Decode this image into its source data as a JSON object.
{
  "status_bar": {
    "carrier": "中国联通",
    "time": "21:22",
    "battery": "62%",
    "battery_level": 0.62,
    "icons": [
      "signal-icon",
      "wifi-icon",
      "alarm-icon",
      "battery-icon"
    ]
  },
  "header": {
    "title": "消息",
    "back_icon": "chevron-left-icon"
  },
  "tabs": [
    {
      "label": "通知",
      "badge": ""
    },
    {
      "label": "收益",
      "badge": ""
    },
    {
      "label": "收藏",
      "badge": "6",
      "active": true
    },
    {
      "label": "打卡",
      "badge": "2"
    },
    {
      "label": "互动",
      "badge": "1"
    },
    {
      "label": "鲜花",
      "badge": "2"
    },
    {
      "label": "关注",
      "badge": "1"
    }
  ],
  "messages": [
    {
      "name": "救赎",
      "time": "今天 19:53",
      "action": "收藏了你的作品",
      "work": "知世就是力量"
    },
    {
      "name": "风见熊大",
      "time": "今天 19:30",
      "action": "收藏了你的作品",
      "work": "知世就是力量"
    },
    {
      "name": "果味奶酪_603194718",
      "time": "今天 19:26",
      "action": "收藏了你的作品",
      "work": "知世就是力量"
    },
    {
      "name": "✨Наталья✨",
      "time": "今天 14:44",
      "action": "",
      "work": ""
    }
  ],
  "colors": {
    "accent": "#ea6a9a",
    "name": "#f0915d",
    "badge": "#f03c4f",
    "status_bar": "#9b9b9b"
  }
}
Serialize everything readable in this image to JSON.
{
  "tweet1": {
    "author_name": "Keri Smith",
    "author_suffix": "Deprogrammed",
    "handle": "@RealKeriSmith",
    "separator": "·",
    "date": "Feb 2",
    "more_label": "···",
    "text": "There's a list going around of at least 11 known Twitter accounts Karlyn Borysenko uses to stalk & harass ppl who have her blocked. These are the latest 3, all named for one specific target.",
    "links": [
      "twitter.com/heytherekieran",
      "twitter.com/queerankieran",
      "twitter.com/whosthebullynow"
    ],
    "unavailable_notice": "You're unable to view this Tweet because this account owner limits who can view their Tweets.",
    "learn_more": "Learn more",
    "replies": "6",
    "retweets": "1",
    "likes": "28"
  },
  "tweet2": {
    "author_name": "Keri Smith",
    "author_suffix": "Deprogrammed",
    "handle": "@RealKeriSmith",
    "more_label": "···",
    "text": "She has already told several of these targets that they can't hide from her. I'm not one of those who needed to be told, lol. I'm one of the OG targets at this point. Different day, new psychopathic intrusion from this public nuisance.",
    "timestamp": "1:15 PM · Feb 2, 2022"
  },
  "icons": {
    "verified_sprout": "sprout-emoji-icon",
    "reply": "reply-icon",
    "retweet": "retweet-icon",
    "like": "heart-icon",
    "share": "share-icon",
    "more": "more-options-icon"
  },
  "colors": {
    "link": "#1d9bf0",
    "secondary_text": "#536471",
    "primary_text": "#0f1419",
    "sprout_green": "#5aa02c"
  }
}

---

Repeat the lines above exactly.

Decode this image into its source data as a JSON object.
{
  "status_bar": {
    "carrier": "中国联通",
    "time": "21:22",
    "battery": "62%",
    "battery_level": 0.62,
    "icons": [
      "signal-icon",
      "wifi-icon",
      "alarm-icon",
      "battery-icon"
    ]
  },
  "header": {
    "title": "消息",
    "back_icon": "chevron-left-icon"
  },
  "tabs": [
    {
      "label": "通知",
      "badge": ""
    },
    {
      "label": "收益",
      "badge": ""
    },
    {
      "label": "收藏",
      "badge": "6",
      "active": true
    },
    {
      "label": "打卡",
      "badge": "2"
    },
    {
      "label": "互动",
      "badge": "1"
    },
    {
      "label": "鲜花",
      "badge": "2"
    },
    {
      "label": "关注",
      "badge": "1"
    }
  ],
  "messages": [
    {
      "name": "救赎",
      "time": "今天 19:53",
      "action": "收藏了你的作品",
      "work": "知世就是力量"
    },
    {
      "name": "风见熊大",
      "time": "今天 19:30",
      "action": "收藏了你的作品",
      "work": "知世就是力量"
    },
    {
      "name": "果味奶酪_603194718",
      "time": "今天 19:26",
      "action": "收藏了你的作品",
      "work": "知世就是力量"
    },
    {
      "name": "✨Наталья✨",
      "time": "今天 14:44",
      "action": "",
      "work": ""
    }
  ],
  "colors": {
    "accent": "#ea6a9a",
    "name": "#f0915d",
    "badge": "#f03c4f",
    "status_bar": "#9b9b9b"
  }
}
Serialize everything readable in this image to JSON.
{
  "tweet1": {
    "author_name": "Keri Smith",
    "author_suffix": "Deprogrammed",
    "handle": "@RealKeriSmith",
    "separator": "·",
    "date": "Feb 2",
    "more_label": "···",
    "text": "There's a list going around of at least 11 known Twitter accounts Karlyn Borysenko uses to stalk & harass ppl who have her blocked. These are the latest 3, all named for one specific target.",
    "links": [
      "twitter.com/heytherekieran",
      "twitter.com/queerankieran",
      "twitter.com/whosthebullynow"
    ],
    "unavailable_notice": "You're unable to view this Tweet because this account owner limits who can view their Tweets.",
    "learn_more": "Learn more",
    "replies": "6",
    "retweets": "1",
    "likes": "28"
  },
  "tweet2": {
    "author_name": "Keri Smith",
    "author_suffix": "Deprogrammed",
    "handle": "@RealKeriSmith",
    "more_label": "···",
    "text": "She has already told several of these targets that they can't hide from her. I'm not one of those who needed to be told, lol. I'm one of the OG targets at this point. Different day, new psychopathic intrusion from this public nuisance.",
    "timestamp": "1:15 PM · Feb 2, 2022"
  },
  "icons": {
    "verified_sprout": "sprout-emoji-icon",
    "reply": "reply-icon",
    "retweet": "retweet-icon",
    "like": "heart-icon",
    "share": "share-icon",
    "more": "more-options-icon"
  },
  "colors": {
    "link": "#1d9bf0",
    "secondary_text": "#536471",
    "primary_text": "#0f1419",
    "sprout_green": "#5aa02c"
  }
}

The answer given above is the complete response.